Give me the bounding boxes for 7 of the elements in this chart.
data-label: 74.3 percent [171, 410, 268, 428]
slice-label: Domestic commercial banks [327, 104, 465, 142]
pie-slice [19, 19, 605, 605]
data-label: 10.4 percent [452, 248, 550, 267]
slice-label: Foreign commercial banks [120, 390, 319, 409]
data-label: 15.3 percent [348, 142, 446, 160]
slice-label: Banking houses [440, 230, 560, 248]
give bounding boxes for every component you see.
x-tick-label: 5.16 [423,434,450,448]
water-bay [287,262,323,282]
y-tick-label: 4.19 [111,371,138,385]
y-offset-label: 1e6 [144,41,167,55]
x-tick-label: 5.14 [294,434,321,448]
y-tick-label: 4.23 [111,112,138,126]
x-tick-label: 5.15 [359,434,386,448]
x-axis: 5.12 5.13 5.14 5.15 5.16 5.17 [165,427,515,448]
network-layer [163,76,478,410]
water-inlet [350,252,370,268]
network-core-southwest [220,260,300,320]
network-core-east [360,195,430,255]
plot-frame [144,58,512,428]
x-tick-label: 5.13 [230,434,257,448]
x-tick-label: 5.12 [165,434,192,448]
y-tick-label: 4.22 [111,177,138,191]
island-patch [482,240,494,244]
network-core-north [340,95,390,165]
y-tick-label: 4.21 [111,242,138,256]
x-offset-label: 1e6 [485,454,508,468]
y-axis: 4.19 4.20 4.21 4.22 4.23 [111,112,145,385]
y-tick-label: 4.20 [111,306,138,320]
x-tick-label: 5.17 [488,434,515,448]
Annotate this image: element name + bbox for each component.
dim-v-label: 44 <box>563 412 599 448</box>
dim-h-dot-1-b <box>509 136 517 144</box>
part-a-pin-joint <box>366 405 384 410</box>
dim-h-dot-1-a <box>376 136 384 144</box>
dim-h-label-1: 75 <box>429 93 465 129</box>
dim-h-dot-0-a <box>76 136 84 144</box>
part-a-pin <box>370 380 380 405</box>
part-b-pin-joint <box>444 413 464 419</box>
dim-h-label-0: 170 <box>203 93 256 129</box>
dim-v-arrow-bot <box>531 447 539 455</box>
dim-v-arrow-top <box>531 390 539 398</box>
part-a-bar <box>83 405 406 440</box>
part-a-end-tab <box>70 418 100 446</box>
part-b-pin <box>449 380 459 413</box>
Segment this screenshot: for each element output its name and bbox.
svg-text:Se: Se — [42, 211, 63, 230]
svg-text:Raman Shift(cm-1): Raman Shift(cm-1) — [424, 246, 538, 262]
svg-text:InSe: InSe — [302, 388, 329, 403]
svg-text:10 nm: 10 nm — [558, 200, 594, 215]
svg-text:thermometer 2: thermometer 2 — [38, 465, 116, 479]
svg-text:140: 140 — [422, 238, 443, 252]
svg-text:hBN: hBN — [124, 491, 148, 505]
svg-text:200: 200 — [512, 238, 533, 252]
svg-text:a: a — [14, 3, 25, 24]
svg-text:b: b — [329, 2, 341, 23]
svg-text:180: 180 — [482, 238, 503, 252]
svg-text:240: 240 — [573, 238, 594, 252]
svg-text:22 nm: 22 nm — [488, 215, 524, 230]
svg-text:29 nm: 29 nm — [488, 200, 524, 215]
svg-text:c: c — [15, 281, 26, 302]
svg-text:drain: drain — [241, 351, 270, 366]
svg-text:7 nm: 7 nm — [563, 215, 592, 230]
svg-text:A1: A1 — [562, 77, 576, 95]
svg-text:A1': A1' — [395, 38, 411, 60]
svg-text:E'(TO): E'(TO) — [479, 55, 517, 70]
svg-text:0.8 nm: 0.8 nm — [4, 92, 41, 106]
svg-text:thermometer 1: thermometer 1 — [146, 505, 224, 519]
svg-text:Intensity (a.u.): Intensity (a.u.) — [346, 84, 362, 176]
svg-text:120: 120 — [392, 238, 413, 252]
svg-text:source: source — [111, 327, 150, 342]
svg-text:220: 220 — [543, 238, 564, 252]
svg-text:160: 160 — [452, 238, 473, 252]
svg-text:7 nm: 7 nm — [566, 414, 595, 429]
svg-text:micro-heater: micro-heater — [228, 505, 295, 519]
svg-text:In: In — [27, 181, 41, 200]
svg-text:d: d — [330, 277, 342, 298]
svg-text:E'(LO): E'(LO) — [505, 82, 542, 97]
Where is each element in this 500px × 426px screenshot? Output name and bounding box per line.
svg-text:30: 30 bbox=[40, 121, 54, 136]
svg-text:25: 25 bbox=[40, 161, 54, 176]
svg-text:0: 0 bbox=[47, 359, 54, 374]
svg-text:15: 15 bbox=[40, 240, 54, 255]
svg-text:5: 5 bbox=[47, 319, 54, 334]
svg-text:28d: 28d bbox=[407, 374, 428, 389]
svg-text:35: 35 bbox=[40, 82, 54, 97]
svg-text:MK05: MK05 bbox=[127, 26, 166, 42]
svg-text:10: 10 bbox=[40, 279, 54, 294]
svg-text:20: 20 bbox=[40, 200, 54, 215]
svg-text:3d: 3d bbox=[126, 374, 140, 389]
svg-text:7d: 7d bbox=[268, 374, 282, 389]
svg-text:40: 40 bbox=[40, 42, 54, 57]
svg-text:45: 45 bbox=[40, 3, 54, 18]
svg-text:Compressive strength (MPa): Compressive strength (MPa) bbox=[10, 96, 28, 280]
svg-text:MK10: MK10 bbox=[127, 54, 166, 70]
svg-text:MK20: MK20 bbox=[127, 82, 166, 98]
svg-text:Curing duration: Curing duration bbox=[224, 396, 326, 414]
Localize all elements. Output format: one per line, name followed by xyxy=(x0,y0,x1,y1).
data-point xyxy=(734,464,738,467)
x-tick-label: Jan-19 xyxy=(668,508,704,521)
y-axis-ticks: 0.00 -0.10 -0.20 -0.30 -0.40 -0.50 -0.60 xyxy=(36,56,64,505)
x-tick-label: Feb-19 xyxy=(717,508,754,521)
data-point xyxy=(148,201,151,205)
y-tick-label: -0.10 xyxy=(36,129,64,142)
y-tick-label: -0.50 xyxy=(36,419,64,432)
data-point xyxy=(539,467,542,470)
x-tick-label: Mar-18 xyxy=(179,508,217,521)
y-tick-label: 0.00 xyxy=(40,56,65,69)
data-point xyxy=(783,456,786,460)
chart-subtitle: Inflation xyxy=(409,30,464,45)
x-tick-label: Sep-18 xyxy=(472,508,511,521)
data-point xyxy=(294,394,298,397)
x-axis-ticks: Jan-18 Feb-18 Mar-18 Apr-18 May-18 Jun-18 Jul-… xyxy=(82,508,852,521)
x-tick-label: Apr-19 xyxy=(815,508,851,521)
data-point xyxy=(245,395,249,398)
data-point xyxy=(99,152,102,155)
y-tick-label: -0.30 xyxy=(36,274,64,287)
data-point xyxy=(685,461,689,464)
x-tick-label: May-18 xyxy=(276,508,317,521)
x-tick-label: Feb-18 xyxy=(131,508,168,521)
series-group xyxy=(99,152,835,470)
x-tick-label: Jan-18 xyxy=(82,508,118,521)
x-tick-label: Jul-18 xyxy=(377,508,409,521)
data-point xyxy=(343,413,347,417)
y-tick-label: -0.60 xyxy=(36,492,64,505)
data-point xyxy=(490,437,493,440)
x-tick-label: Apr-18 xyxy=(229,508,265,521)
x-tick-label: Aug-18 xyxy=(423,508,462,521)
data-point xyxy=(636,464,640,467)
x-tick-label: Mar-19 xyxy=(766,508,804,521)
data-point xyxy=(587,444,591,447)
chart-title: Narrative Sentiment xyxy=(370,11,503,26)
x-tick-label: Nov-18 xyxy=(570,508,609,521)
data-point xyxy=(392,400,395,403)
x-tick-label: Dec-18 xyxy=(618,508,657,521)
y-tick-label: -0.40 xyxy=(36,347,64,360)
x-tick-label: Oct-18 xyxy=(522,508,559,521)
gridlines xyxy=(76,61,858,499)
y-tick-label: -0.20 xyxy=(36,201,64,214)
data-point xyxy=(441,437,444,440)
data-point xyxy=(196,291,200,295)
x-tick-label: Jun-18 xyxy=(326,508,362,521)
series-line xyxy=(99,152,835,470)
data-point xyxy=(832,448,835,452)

Task to complete: Copy the material above word for word, starting at its first line and ending after the line that contains "slice-label: Foreign commercial".

The output:
Give me the bounding boxes for 7 of the elements in this chart.
data-label: 74.3 percent [171, 410, 268, 428]
slice-label: Domestic commercial banks [327, 104, 465, 142]
pie-slice [19, 19, 605, 605]
data-label: 10.4 percent [452, 248, 550, 267]
slice-label: Foreign commercial banks [120, 390, 319, 409]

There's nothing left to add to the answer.